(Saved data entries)
__________________________________________________

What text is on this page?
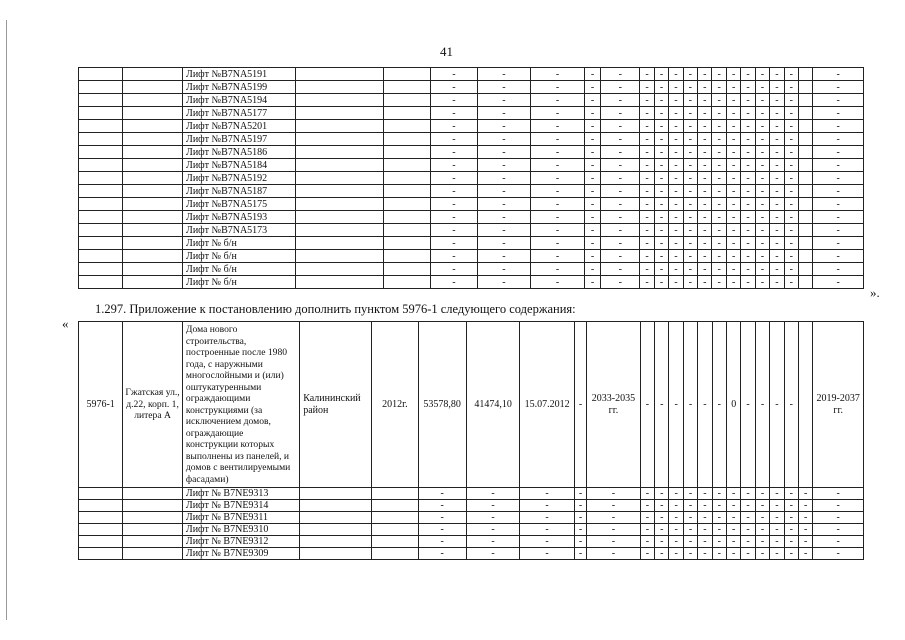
41
		Лифт №B7NA5191			-	-	-	-	-	-	-	-	-	-	-	-	-	-	-	-		-
		Лифт №B7NA5199			-	-	-	-	-	-	-	-	-	-	-	-	-	-	-	-		-
		Лифт №B7NA5194			-	-	-	-	-	-	-	-	-	-	-	-	-	-	-	-		-
		Лифт №B7NA5177			-	-	-	-	-	-	-	-	-	-	-	-	-	-	-	-		-
		Лифт №B7NA5201			-	-	-	-	-	-	-	-	-	-	-	-	-	-	-	-		-
		Лифт №B7NA5197			-	-	-	-	-	-	-	-	-	-	-	-	-	-	-	-		-
		Лифт №B7NA5186			-	-	-	-	-	-	-	-	-	-	-	-	-	-	-	-		-
		Лифт №B7NA5184			-	-	-	-	-	-	-	-	-	-	-	-	-	-	-	-		-
		Лифт №B7NA5192			-	-	-	-	-	-	-	-	-	-	-	-	-	-	-	-		-
		Лифт №B7NA5187			-	-	-	-	-	-	-	-	-	-	-	-	-	-	-	-		-
		Лифт №B7NA5175			-	-	-	-	-	-	-	-	-	-	-	-	-	-	-	-		-
		Лифт №B7NA5193			-	-	-	-	-	-	-	-	-	-	-	-	-	-	-	-		-
		Лифт №B7NA5173			-	-	-	-	-	-	-	-	-	-	-	-	-	-	-	-		-
		Лифт № б/н			-	-	-	-	-	-	-	-	-	-	-	-	-	-	-	-		-
		Лифт № б/н			-	-	-	-	-	-	-	-	-	-	-	-	-	-	-	-		-
		Лифт № б/н			-	-	-	-	-	-	-	-	-	-	-	-	-	-	-	-		-
		Лифт № б/н			-	-	-	-	-	-	-	-	-	-	-	-	-	-	-	-		-
».
1.297. Приложение к постановлению дополнить пунктом 5976-1 следующего содержания:
«
5976-1	Гжатская ул., д.22, корп. 1, литера А	Дома нового строительства, построенные после 1980 года, с наружными многослойными и (или) оштукатуренными ограждающими конструкциями (за исключением домов, ограждающие конструкции которых выполнены из панелей, и домов с вентилируемыми фасадами)	Калининский район	2012г.	53578,80	41474,10	15.07.2012	-	2033-2035 гг.	-	-	-	-	-	-	0	-	-	-	-		2019-2037 гг.
		Лифт № B7NE9313			-	-	-	-	-	-	-	-	-	-	-	-	-	-	-	-	-	-
		Лифт № B7NE9314			-	-	-	-	-	-	-	-	-	-	-	-	-	-	-	-	-	-
		Лифт № B7NE9311			-	-	-	-	-	-	-	-	-	-	-	-	-	-	-	-	-	-
		Лифт № B7NE9310			-	-	-	-	-	-	-	-	-	-	-	-	-	-	-	-	-	-
		Лифт № B7NE9312			-	-	-	-	-	-	-	-	-	-	-	-	-	-	-	-	-	-
		Лифт № B7NE9309			-	-	-	-	-	-	-	-	-	-	-	-	-	-	-	-	-	-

__________________________________________________

Take the entries shown above and quote them verbatim, passing over the pictures.

What text is on this page?
41
		Лифт №B7NA5191			-	-	-	-	-	-	-	-	-	-	-	-	-	-	-	-		-
		Лифт №B7NA5199			-	-	-	-	-	-	-	-	-	-	-	-	-	-	-	-		-
		Лифт №B7NA5194			-	-	-	-	-	-	-	-	-	-	-	-	-	-	-	-		-
		Лифт №B7NA5177			-	-	-	-	-	-	-	-	-	-	-	-	-	-	-	-		-
		Лифт №B7NA5201			-	-	-	-	-	-	-	-	-	-	-	-	-	-	-	-		-
		Лифт №B7NA5197			-	-	-	-	-	-	-	-	-	-	-	-	-	-	-	-		-
		Лифт №B7NA5186			-	-	-	-	-	-	-	-	-	-	-	-	-	-	-	-		-
		Лифт №B7NA5184			-	-	-	-	-	-	-	-	-	-	-	-	-	-	-	-		-
		Лифт №B7NA5192			-	-	-	-	-	-	-	-	-	-	-	-	-	-	-	-		-
		Лифт №B7NA5187			-	-	-	-	-	-	-	-	-	-	-	-	-	-	-	-		-
		Лифт №B7NA5175			-	-	-	-	-	-	-	-	-	-	-	-	-	-	-	-		-
		Лифт №B7NA5193			-	-	-	-	-	-	-	-	-	-	-	-	-	-	-	-		-
		Лифт №B7NA5173			-	-	-	-	-	-	-	-	-	-	-	-	-	-	-	-		-
		Лифт № б/н			-	-	-	-	-	-	-	-	-	-	-	-	-	-	-	-		-
		Лифт № б/н			-	-	-	-	-	-	-	-	-	-	-	-	-	-	-	-		-
		Лифт № б/н			-	-	-	-	-	-	-	-	-	-	-	-	-	-	-	-		-
		Лифт № б/н			-	-	-	-	-	-	-	-	-	-	-	-	-	-	-	-		-
».
1.297. Приложение к постановлению дополнить пунктом 5976-1 следующего содержания:
«
5976-1	Гжатская ул., д.22, корп. 1, литера А	Дома нового строительства, построенные после 1980 года, с наружными многослойными и (или) оштукатуренными ограждающими конструкциями (за исключением домов, ограждающие конструкции которых выполнены из панелей, и домов с вентилируемыми фасадами)	Калининский район	2012г.	53578,80	41474,10	15.07.2012	-	2033-2035 гг.	-	-	-	-	-	-	0	-	-	-	-		2019-2037 гг.
		Лифт № B7NE9313			-	-	-	-	-	-	-	-	-	-	-	-	-	-	-	-	-	-
		Лифт № B7NE9314			-	-	-	-	-	-	-	-	-	-	-	-	-	-	-	-	-	-
		Лифт № B7NE9311			-	-	-	-	-	-	-	-	-	-	-	-	-	-	-	-	-	-
		Лифт № B7NE9310			-	-	-	-	-	-	-	-	-	-	-	-	-	-	-	-	-	-
		Лифт № B7NE9312			-	-	-	-	-	-	-	-	-	-	-	-	-	-	-	-	-	-
		Лифт № B7NE9309			-	-	-	-	-	-	-	-	-	-	-	-	-	-	-	-	-	-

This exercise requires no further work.